[Stored records]
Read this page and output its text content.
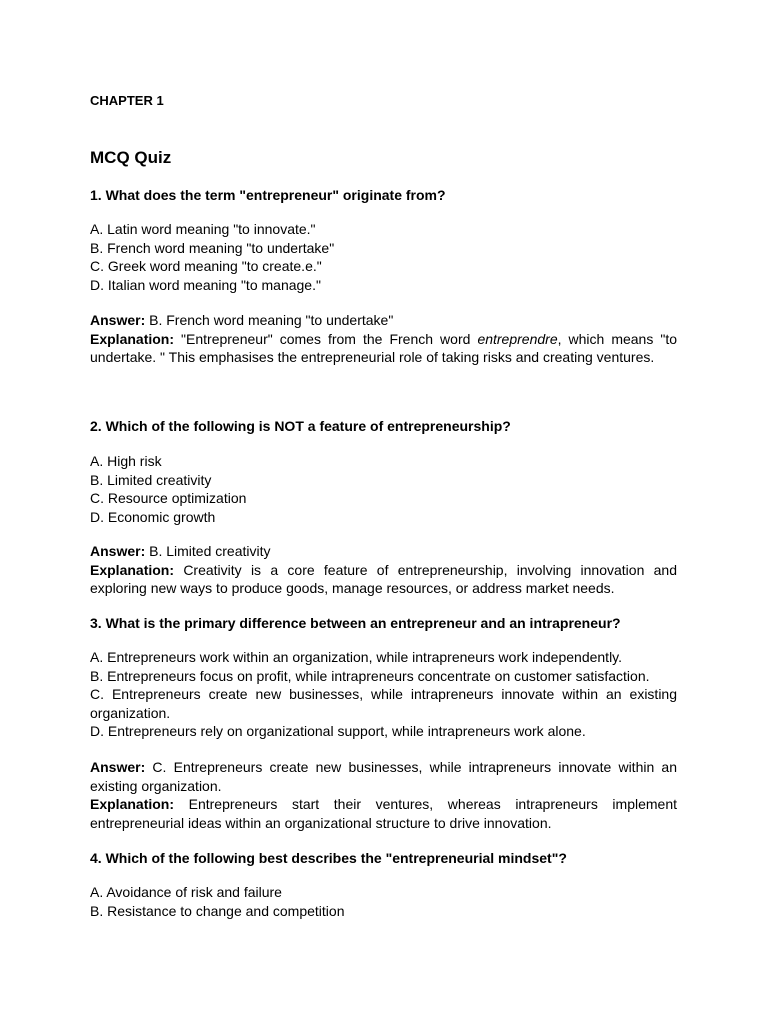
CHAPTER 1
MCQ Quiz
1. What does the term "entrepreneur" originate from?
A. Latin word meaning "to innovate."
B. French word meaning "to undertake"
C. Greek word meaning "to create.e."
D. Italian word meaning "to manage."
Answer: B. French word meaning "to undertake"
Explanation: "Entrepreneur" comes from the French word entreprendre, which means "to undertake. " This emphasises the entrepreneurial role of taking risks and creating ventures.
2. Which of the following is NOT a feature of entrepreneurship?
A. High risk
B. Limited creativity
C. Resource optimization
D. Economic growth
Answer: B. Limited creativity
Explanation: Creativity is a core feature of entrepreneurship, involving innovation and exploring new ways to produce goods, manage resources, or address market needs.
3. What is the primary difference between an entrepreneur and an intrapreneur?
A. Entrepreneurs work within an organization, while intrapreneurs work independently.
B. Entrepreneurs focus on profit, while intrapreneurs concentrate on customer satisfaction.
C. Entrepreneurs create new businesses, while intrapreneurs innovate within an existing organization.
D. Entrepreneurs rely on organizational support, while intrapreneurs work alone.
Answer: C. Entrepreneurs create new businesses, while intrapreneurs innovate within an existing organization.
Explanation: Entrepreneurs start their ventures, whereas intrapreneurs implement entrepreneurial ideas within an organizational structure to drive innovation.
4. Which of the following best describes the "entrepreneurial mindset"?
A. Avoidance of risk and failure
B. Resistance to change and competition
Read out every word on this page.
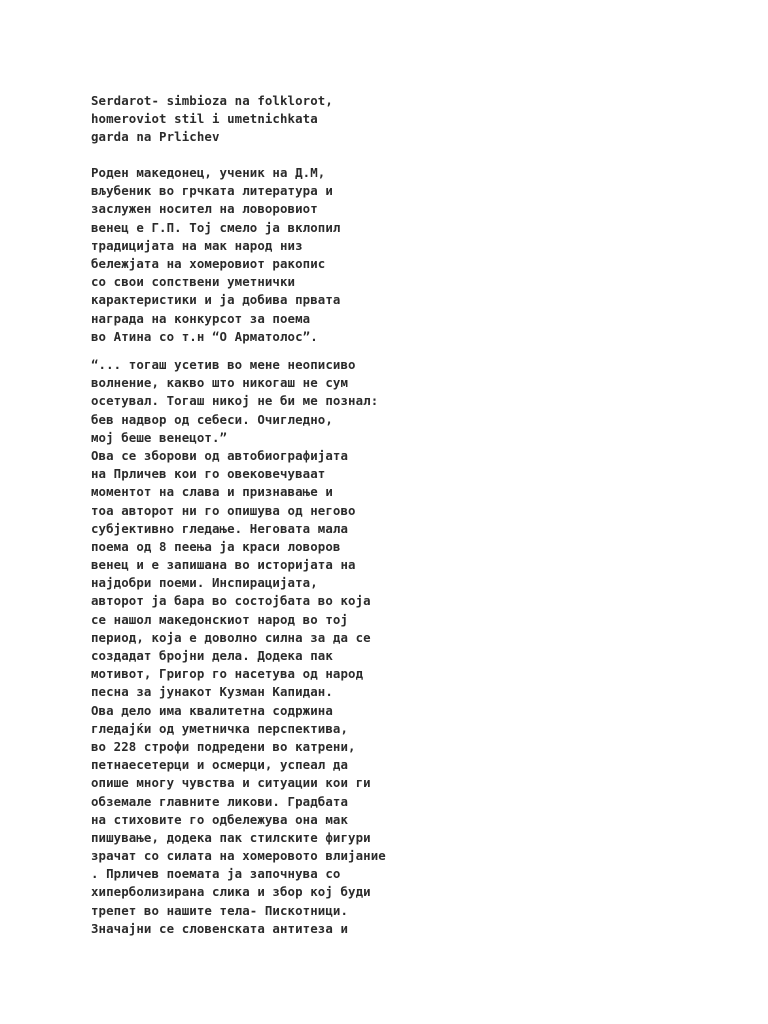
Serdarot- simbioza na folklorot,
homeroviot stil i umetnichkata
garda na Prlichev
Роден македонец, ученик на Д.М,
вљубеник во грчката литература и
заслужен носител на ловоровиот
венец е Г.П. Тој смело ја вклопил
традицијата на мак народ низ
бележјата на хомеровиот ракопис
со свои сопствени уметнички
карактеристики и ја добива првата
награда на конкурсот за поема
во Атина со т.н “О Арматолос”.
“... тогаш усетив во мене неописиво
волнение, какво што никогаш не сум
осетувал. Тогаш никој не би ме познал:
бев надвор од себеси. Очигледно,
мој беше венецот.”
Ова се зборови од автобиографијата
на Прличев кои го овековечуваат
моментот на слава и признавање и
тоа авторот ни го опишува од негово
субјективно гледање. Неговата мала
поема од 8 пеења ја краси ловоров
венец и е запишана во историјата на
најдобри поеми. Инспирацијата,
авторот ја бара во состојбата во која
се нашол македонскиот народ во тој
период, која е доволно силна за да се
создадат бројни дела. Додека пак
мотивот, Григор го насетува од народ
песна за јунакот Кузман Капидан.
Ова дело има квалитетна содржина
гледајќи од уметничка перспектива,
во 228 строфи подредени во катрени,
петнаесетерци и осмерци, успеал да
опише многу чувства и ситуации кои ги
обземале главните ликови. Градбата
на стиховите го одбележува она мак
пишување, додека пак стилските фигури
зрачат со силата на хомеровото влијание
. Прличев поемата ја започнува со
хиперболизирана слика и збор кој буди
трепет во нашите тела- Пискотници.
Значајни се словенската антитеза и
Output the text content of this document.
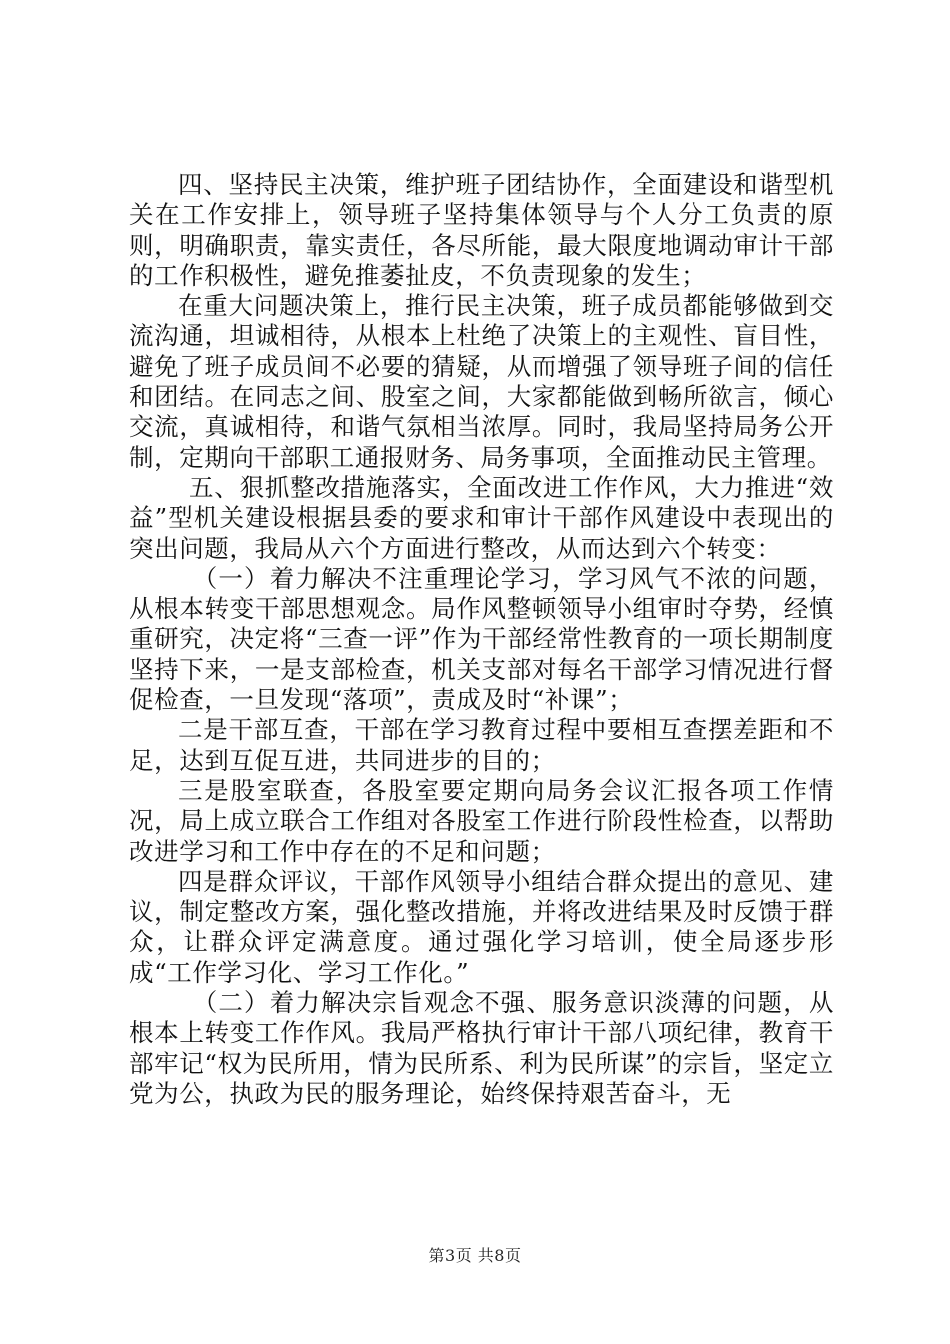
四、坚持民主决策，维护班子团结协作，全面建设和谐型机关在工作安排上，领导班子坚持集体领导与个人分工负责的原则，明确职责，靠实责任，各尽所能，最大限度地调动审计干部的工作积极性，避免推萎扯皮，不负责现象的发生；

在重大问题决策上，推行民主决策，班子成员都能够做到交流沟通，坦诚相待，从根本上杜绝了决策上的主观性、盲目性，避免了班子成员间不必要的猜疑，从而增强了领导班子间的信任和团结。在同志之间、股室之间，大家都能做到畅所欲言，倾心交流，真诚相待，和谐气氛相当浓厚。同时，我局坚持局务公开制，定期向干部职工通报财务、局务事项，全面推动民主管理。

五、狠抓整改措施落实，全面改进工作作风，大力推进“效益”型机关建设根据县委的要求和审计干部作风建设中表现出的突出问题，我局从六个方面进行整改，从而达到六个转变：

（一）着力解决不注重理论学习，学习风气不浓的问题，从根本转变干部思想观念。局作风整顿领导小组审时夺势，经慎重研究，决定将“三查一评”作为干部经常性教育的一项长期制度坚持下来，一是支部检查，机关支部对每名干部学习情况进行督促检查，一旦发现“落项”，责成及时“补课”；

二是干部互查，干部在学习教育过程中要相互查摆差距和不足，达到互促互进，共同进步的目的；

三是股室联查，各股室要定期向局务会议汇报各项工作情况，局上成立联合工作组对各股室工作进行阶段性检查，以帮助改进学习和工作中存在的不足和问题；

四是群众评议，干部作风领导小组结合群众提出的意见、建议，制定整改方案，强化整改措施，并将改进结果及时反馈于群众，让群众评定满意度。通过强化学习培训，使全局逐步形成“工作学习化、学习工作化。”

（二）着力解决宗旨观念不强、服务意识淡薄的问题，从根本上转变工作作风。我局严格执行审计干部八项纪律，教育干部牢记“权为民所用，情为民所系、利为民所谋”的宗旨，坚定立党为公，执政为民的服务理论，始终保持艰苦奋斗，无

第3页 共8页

> SHORT TASK: Give the entries again without a single change, but with no pictures.

> TASK SOLUTION:
Read this page and output its text content.
CHAPTER 1
MCQ Quiz
1. What does the term "entrepreneur" originate from?
A. Latin word meaning "to innovate."
B. French word meaning "to undertake"
C. Greek word meaning "to create.e."
D. Italian word meaning "to manage."
Answer: B. French word meaning "to undertake"
Explanation: "Entrepreneur" comes from the French word entreprendre, which means "to undertake. " This emphasises the entrepreneurial role of taking risks and creating ventures.
2. Which of the following is NOT a feature of entrepreneurship?
A. High risk
B. Limited creativity
C. Resource optimization
D. Economic growth
Answer: B. Limited creativity
Explanation: Creativity is a core feature of entrepreneurship, involving innovation and exploring new ways to produce goods, manage resources, or address market needs.
3. What is the primary difference between an entrepreneur and an intrapreneur?
A. Entrepreneurs work within an organization, while intrapreneurs work independently.
B. Entrepreneurs focus on profit, while intrapreneurs concentrate on customer satisfaction.
C. Entrepreneurs create new businesses, while intrapreneurs innovate within an existing organization.
D. Entrepreneurs rely on organizational support, while intrapreneurs work alone.
Answer: C. Entrepreneurs create new businesses, while intrapreneurs innovate within an existing organization.
Explanation: Entrepreneurs start their ventures, whereas intrapreneurs implement entrepreneurial ideas within an organizational structure to drive innovation.
4. Which of the following best describes the "entrepreneurial mindset"?
A. Avoidance of risk and failure
B. Resistance to change and competition
Read out every word on this page.
Serdarot- simbioza na folklorot,
homeroviot stil i umetnichkata
garda na Prlichev
Роден македонец, ученик на Д.М,
вљубеник во грчката литература и
заслужен носител на ловоровиот
венец е Г.П. Тој смело ја вклопил
традицијата на мак народ низ
бележјата на хомеровиот ракопис
со свои сопствени уметнички
карактеристики и ја добива првата
награда на конкурсот за поема
во Атина со т.н “О Арматолос”.
“... тогаш усетив во мене неописиво
волнение, какво што никогаш не сум
осетувал. Тогаш никој не би ме познал:
бев надвор од себеси. Очигледно,
мој беше венецот.”
Ова се зборови од автобиографијата
на Прличев кои го овековечуваат
моментот на слава и признавање и
тоа авторот ни го опишува од негово
субјективно гледање. Неговата мала
поема од 8 пеења ја краси ловоров
венец и е запишана во историјата на
најдобри поеми. Инспирацијата,
авторот ја бара во состојбата во која
се нашол македонскиот народ во тој
период, која е доволно силна за да се
создадат бројни дела. Додека пак
мотивот, Григор го насетува од народ
песна за јунакот Кузман Капидан.
Ова дело има квалитетна содржина
гледајќи од уметничка перспектива,
во 228 строфи подредени во катрени,
петнаесетерци и осмерци, успеал да
опише многу чувства и ситуации кои ги
обземале главните ликови. Градбата
на стиховите го одбележува она мак
пишување, додека пак стилските фигури
зрачат со силата на хомеровото влијание
. Прличев поемата ја започнува со
хиперболизирана слика и збор кој буди
трепет во нашите тела- Пискотници.
Значајни се словенската антитеза и
Output the text content of this document.
四、坚持民主决策，维护班子团结协作，全面建设和谐型机关在工作安排上，领导班子坚持集体领导与个人分工负责的原则，明确职责，靠实责任，各尽所能，最大限度地调动审计干部的工作积极性，避免推萎扯皮，不负责现象的发生；

在重大问题决策上，推行民主决策，班子成员都能够做到交流沟通，坦诚相待，从根本上杜绝了决策上的主观性、盲目性，避免了班子成员间不必要的猜疑，从而增强了领导班子间的信任和团结。在同志之间、股室之间，大家都能做到畅所欲言，倾心交流，真诚相待，和谐气氛相当浓厚。同时，我局坚持局务公开制，定期向干部职工通报财务、局务事项，全面推动民主管理。

五、狠抓整改措施落实，全面改进工作作风，大力推进“效益”型机关建设根据县委的要求和审计干部作风建设中表现出的突出问题，我局从六个方面进行整改，从而达到六个转变：

（一）着力解决不注重理论学习，学习风气不浓的问题，从根本转变干部思想观念。局作风整顿领导小组审时夺势，经慎重研究，决定将“三查一评”作为干部经常性教育的一项长期制度坚持下来，一是支部检查，机关支部对每名干部学习情况进行督促检查，一旦发现“落项”，责成及时“补课”；

二是干部互查，干部在学习教育过程中要相互查摆差距和不足，达到互促互进，共同进步的目的；

三是股室联查，各股室要定期向局务会议汇报各项工作情况，局上成立联合工作组对各股室工作进行阶段性检查，以帮助改进学习和工作中存在的不足和问题；

四是群众评议，干部作风领导小组结合群众提出的意见、建议，制定整改方案，强化整改措施，并将改进结果及时反馈于群众，让群众评定满意度。通过强化学习培训，使全局逐步形成“工作学习化、学习工作化。”

（二）着力解决宗旨观念不强、服务意识淡薄的问题，从根本上转变工作作风。我局严格执行审计干部八项纪律，教育干部牢记“权为民所用，情为民所系、利为民所谋”的宗旨，坚定立党为公，执政为民的服务理论，始终保持艰苦奋斗，无

第3页 共8页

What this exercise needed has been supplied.